▸ **PROBLEM STATEMENT**:
Find the lines holding the string "back" in the data, then copy all of them.
## BEGIN ENTRIES SUPPLIED
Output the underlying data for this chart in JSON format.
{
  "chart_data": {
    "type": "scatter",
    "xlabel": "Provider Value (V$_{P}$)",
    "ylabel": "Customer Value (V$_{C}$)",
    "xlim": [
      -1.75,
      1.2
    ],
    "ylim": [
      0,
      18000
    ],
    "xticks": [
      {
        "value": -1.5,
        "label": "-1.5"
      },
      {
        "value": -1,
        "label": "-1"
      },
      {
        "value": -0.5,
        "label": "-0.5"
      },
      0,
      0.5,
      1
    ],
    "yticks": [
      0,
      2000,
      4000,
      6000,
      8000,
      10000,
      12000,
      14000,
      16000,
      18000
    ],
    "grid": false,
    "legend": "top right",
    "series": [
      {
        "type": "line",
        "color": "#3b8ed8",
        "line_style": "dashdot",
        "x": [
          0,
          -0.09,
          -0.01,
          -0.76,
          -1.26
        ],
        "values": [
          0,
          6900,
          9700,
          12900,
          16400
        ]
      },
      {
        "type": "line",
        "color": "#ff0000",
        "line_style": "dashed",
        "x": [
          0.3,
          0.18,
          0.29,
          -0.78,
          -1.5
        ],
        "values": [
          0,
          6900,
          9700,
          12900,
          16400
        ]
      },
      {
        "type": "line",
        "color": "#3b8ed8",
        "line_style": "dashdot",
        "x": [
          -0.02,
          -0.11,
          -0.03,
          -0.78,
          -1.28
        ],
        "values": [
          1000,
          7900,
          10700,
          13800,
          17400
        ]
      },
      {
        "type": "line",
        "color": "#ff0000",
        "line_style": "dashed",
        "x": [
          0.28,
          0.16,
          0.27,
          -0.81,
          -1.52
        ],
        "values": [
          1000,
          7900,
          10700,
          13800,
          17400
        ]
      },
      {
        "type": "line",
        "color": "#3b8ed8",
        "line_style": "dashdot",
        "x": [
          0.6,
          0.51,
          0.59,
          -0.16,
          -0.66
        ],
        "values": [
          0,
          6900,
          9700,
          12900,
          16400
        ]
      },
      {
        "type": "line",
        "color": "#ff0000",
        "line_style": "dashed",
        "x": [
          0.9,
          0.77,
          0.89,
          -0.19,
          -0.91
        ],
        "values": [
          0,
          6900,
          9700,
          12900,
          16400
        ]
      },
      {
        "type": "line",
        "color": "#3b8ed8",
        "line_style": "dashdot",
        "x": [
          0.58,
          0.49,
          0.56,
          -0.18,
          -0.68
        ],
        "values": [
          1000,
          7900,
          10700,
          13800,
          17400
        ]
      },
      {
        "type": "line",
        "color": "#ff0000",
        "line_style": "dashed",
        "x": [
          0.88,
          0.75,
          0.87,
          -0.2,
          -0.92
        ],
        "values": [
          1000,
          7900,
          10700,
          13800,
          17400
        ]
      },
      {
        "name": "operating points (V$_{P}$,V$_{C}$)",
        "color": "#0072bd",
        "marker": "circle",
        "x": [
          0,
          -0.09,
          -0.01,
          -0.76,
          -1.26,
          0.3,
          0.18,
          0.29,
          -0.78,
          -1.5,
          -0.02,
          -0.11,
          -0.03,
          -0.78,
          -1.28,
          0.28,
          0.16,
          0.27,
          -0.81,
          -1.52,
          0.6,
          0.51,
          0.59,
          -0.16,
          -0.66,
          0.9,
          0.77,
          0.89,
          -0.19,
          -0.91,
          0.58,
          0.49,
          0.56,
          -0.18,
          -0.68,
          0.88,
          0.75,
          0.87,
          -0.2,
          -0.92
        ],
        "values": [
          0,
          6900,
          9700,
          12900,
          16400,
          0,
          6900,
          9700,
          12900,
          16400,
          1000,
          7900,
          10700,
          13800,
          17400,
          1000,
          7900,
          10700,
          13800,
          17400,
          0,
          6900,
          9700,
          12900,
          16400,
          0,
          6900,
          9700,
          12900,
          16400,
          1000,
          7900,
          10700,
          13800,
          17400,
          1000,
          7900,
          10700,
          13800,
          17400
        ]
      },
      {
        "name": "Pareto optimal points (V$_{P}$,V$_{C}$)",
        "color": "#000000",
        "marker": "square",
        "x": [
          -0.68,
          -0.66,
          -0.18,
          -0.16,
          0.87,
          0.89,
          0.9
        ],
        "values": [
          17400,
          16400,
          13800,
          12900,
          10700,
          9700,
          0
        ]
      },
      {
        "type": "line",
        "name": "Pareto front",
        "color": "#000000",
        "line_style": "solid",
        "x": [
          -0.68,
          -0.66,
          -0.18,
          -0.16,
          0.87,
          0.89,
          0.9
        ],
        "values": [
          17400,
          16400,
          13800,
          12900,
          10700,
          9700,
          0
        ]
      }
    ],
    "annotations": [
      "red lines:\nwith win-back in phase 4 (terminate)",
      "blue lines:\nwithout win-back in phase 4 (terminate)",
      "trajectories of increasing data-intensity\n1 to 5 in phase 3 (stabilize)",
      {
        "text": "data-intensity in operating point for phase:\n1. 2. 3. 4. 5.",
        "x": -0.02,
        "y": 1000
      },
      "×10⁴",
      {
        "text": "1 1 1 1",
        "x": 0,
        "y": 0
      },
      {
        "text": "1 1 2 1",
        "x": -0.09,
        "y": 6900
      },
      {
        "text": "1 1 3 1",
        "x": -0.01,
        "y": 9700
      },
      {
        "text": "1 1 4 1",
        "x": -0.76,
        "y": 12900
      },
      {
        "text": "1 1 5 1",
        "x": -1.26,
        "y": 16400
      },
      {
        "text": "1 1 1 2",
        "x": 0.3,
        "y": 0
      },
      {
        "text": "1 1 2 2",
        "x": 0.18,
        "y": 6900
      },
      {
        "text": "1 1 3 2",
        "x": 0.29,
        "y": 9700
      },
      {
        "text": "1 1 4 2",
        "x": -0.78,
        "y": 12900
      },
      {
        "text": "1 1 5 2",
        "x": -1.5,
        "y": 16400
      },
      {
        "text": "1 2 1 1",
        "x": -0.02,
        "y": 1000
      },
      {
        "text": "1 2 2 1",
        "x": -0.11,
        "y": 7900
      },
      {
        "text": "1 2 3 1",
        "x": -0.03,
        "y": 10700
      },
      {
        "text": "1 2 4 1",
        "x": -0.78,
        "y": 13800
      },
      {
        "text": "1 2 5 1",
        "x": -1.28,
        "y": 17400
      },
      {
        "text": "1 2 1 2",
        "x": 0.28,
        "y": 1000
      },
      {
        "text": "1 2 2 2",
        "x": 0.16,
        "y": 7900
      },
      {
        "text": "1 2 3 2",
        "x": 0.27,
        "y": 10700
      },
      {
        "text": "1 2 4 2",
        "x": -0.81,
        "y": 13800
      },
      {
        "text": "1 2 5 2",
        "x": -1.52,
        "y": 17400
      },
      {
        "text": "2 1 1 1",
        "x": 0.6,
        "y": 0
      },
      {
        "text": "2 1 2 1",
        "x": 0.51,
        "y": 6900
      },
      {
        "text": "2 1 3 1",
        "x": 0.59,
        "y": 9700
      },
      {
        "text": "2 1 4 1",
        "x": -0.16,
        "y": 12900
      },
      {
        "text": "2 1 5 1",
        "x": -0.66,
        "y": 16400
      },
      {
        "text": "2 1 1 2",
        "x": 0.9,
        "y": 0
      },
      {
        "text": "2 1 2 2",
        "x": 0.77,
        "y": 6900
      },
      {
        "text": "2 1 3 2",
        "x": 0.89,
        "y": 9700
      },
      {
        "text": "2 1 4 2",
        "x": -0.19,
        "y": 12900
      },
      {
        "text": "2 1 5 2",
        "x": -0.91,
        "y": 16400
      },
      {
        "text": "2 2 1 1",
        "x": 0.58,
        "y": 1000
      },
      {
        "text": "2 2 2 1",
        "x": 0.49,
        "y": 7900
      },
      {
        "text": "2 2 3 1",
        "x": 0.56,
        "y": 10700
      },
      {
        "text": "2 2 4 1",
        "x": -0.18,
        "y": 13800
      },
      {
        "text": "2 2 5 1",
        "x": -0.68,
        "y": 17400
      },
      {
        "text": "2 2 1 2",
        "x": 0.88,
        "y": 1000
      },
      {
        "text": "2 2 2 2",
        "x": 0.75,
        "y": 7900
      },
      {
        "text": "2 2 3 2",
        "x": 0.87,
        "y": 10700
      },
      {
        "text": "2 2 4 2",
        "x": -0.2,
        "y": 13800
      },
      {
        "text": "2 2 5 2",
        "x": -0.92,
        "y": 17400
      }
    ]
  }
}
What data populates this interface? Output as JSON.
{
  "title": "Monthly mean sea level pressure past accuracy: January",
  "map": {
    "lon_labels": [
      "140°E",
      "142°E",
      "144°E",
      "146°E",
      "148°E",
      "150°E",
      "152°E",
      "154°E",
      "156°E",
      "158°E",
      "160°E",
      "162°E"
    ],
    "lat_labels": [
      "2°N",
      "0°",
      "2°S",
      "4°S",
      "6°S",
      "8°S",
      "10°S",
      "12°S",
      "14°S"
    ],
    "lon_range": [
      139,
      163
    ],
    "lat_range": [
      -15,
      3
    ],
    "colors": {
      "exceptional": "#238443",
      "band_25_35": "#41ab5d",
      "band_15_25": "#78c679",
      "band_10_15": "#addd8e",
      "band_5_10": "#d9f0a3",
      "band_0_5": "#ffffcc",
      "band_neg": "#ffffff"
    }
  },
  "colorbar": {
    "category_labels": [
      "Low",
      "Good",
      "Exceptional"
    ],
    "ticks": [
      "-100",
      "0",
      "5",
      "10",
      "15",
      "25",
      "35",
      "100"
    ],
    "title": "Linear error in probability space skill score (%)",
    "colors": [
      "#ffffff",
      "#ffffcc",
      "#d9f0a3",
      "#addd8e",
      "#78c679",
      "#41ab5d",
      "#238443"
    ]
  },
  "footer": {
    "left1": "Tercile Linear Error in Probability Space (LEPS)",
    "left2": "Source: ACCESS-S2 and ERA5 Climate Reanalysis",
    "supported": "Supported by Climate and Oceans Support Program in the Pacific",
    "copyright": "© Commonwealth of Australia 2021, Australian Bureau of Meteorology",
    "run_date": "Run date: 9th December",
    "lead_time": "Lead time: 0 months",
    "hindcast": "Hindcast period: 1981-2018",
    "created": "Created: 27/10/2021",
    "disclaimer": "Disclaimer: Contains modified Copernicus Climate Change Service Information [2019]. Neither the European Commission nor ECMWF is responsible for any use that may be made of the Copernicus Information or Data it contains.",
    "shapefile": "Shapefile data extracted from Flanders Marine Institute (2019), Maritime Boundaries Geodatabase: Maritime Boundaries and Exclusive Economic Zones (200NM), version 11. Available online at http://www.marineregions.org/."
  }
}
## END ENTRIES SUPPLIED
▸ **RESULT BELOW**:
      "red lines:\nwith win-back in phase 4 (terminate)",
      "blue lines:\nwithout win-back in phase 4 (terminate)",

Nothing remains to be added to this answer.